> _DIRECTION_: Check each line of the material. Copy those containing "with".

BEGIN RECORDS FOR PROCESSING

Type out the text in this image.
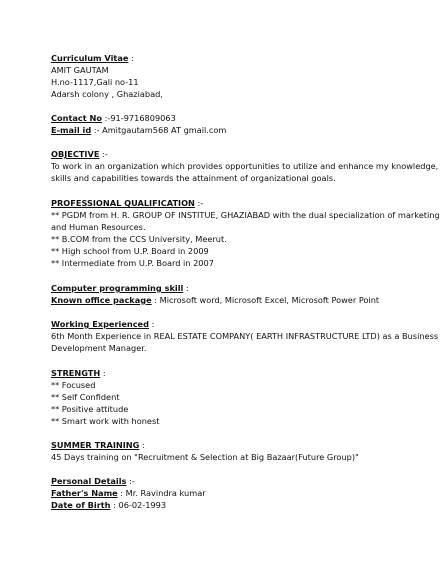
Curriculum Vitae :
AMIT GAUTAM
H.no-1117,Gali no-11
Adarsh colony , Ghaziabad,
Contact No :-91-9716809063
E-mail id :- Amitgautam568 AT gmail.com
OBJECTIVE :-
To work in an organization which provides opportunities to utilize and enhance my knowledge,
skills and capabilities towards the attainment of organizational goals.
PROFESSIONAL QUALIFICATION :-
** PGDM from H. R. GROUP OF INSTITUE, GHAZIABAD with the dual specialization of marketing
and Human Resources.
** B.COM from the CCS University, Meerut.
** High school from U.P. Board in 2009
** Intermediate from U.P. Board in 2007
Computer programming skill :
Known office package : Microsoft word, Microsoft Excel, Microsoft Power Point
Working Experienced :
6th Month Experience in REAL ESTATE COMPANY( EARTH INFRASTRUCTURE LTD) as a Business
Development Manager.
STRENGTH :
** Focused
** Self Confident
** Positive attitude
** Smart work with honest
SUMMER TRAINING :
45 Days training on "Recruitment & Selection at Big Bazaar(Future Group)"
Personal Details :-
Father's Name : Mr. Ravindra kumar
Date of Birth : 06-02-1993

END RECORDS FOR PROCESSING

> _EXERCISE SOLUTION_:
** PGDM from H. R. GROUP OF INSTITUE, GHAZIABAD with the dual specialization of marketing
** Smart work with honest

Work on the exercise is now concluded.